>> Begin
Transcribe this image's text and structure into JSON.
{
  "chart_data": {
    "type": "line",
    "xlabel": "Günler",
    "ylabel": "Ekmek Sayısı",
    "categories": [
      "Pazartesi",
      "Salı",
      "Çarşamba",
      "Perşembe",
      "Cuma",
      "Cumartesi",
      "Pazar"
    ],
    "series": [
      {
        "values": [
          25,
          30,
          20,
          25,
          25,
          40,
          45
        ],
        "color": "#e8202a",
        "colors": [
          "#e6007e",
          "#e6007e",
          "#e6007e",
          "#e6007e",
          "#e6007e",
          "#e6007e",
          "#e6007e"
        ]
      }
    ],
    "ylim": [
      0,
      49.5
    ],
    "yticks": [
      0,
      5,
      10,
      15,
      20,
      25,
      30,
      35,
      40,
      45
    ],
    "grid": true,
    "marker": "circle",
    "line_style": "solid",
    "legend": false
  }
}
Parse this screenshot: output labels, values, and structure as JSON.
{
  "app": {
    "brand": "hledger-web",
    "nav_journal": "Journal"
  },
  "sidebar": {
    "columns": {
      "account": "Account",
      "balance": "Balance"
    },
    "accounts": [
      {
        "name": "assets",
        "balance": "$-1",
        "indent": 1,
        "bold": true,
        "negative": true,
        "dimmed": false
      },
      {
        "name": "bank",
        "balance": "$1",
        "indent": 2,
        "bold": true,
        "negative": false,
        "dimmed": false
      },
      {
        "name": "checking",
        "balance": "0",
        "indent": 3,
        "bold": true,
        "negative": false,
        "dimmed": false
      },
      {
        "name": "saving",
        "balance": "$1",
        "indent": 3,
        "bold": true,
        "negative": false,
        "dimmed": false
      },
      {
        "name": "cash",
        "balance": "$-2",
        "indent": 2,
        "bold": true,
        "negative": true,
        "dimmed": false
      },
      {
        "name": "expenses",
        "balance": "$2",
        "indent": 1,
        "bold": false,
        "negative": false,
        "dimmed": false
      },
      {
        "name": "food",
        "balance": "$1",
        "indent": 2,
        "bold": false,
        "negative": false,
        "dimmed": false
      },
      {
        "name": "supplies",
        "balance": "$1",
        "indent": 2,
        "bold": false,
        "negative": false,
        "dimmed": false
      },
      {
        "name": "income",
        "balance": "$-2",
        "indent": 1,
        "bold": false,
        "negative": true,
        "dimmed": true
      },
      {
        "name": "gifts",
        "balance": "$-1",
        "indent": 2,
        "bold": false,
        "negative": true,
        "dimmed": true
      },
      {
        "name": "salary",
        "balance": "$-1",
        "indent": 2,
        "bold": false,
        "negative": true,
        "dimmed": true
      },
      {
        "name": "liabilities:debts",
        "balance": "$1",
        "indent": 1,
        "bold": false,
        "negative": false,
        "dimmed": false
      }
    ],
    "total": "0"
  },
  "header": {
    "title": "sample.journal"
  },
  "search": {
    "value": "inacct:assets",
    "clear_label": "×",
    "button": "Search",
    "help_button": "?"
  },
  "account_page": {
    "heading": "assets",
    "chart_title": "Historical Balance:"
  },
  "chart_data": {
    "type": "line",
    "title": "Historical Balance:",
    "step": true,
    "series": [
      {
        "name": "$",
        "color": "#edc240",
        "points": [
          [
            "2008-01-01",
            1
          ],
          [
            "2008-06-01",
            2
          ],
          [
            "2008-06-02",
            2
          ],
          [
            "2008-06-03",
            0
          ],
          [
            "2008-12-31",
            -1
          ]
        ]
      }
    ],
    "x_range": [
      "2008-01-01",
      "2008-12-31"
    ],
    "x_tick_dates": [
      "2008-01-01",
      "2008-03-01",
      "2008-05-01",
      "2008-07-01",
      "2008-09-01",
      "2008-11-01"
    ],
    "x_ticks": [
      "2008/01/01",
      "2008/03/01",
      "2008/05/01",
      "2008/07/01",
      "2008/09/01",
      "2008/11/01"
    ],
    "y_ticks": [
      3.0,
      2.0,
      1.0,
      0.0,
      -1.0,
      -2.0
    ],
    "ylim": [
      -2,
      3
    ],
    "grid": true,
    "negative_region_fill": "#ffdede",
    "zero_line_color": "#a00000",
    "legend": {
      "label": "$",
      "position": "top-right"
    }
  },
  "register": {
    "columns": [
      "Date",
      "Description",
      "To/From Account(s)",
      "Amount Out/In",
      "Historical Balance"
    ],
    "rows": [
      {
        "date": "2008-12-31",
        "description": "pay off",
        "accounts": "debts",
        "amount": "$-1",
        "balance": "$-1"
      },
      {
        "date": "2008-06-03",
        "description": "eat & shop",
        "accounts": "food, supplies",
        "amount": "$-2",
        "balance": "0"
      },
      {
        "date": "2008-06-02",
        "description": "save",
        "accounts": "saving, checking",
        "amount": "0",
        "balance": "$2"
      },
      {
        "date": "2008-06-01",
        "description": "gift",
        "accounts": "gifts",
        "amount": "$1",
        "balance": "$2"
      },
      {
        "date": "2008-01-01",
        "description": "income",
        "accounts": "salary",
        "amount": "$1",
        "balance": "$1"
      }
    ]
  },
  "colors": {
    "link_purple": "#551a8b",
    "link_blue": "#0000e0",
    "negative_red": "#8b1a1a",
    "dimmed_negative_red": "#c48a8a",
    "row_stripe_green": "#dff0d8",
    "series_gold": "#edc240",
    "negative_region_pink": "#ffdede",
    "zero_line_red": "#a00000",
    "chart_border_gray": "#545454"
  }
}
>> End
• **Work to do**:
Extract all of the data above and output it character for character.

• **Task result**:
Transcribe this image's text and structure into JSON.
{
  "chart_data": {
    "type": "line",
    "xlabel": "Günler",
    "ylabel": "Ekmek Sayısı",
    "categories": [
      "Pazartesi",
      "Salı",
      "Çarşamba",
      "Perşembe",
      "Cuma",
      "Cumartesi",
      "Pazar"
    ],
    "series": [
      {
        "values": [
          25,
          30,
          20,
          25,
          25,
          40,
          45
        ],
        "color": "#e8202a",
        "colors": [
          "#e6007e",
          "#e6007e",
          "#e6007e",
          "#e6007e",
          "#e6007e",
          "#e6007e",
          "#e6007e"
        ]
      }
    ],
    "ylim": [
      0,
      49.5
    ],
    "yticks": [
      0,
      5,
      10,
      15,
      20,
      25,
      30,
      35,
      40,
      45
    ],
    "grid": true,
    "marker": "circle",
    "line_style": "solid",
    "legend": false
  }
}
Parse this screenshot: output labels, values, and structure as JSON.
{
  "app": {
    "brand": "hledger-web",
    "nav_journal": "Journal"
  },
  "sidebar": {
    "columns": {
      "account": "Account",
      "balance": "Balance"
    },
    "accounts": [
      {
        "name": "assets",
        "balance": "$-1",
        "indent": 1,
        "bold": true,
        "negative": true,
        "dimmed": false
      },
      {
        "name": "bank",
        "balance": "$1",
        "indent": 2,
        "bold": true,
        "negative": false,
        "dimmed": false
      },
      {
        "name": "checking",
        "balance": "0",
        "indent": 3,
        "bold": true,
        "negative": false,
        "dimmed": false
      },
      {
        "name": "saving",
        "balance": "$1",
        "indent": 3,
        "bold": true,
        "negative": false,
        "dimmed": false
      },
      {
        "name": "cash",
        "balance": "$-2",
        "indent": 2,
        "bold": true,
        "negative": true,
        "dimmed": false
      },
      {
        "name": "expenses",
        "balance": "$2",
        "indent": 1,
        "bold": false,
        "negative": false,
        "dimmed": false
      },
      {
        "name": "food",
        "balance": "$1",
        "indent": 2,
        "bold": false,
        "negative": false,
        "dimmed": false
      },
      {
        "name": "supplies",
        "balance": "$1",
        "indent": 2,
        "bold": false,
        "negative": false,
        "dimmed": false
      },
      {
        "name": "income",
        "balance": "$-2",
        "indent": 1,
        "bold": false,
        "negative": true,
        "dimmed": true
      },
      {
        "name": "gifts",
        "balance": "$-1",
        "indent": 2,
        "bold": false,
        "negative": true,
        "dimmed": true
      },
      {
        "name": "salary",
        "balance": "$-1",
        "indent": 2,
        "bold": false,
        "negative": true,
        "dimmed": true
      },
      {
        "name": "liabilities:debts",
        "balance": "$1",
        "indent": 1,
        "bold": false,
        "negative": false,
        "dimmed": false
      }
    ],
    "total": "0"
  },
  "header": {
    "title": "sample.journal"
  },
  "search": {
    "value": "inacct:assets",
    "clear_label": "×",
    "button": "Search",
    "help_button": "?"
  },
  "account_page": {
    "heading": "assets",
    "chart_title": "Historical Balance:"
  },
  "chart_data": {
    "type": "line",
    "title": "Historical Balance:",
    "step": true,
    "series": [
      {
        "name": "$",
        "color": "#edc240",
        "points": [
          [
            "2008-01-01",
            1
          ],
          [
            "2008-06-01",
            2
          ],
          [
            "2008-06-02",
            2
          ],
          [
            "2008-06-03",
            0
          ],
          [
            "2008-12-31",
            -1
          ]
        ]
      }
    ],
    "x_range": [
      "2008-01-01",
      "2008-12-31"
    ],
    "x_tick_dates": [
      "2008-01-01",
      "2008-03-01",
      "2008-05-01",
      "2008-07-01",
      "2008-09-01",
      "2008-11-01"
    ],
    "x_ticks": [
      "2008/01/01",
      "2008/03/01",
      "2008/05/01",
      "2008/07/01",
      "2008/09/01",
      "2008/11/01"
    ],
    "y_ticks": [
      3.0,
      2.0,
      1.0,
      0.0,
      -1.0,
      -2.0
    ],
    "ylim": [
      -2,
      3
    ],
    "grid": true,
    "negative_region_fill": "#ffdede",
    "zero_line_color": "#a00000",
    "legend": {
      "label": "$",
      "position": "top-right"
    }
  },
  "register": {
    "columns": [
      "Date",
      "Description",
      "To/From Account(s)",
      "Amount Out/In",
      "Historical Balance"
    ],
    "rows": [
      {
        "date": "2008-12-31",
        "description": "pay off",
        "accounts": "debts",
        "amount": "$-1",
        "balance": "$-1"
      },
      {
        "date": "2008-06-03",
        "description": "eat & shop",
        "accounts": "food, supplies",
        "amount": "$-2",
        "balance": "0"
      },
      {
        "date": "2008-06-02",
        "description": "save",
        "accounts": "saving, checking",
        "amount": "0",
        "balance": "$2"
      },
      {
        "date": "2008-06-01",
        "description": "gift",
        "accounts": "gifts",
        "amount": "$1",
        "balance": "$2"
      },
      {
        "date": "2008-01-01",
        "description": "income",
        "accounts": "salary",
        "amount": "$1",
        "balance": "$1"
      }
    ]
  },
  "colors": {
    "link_purple": "#551a8b",
    "link_blue": "#0000e0",
    "negative_red": "#8b1a1a",
    "dimmed_negative_red": "#c48a8a",
    "row_stripe_green": "#dff0d8",
    "series_gold": "#edc240",
    "negative_region_pink": "#ffdede",
    "zero_line_red": "#a00000",
    "chart_border_gray": "#545454"
  }
}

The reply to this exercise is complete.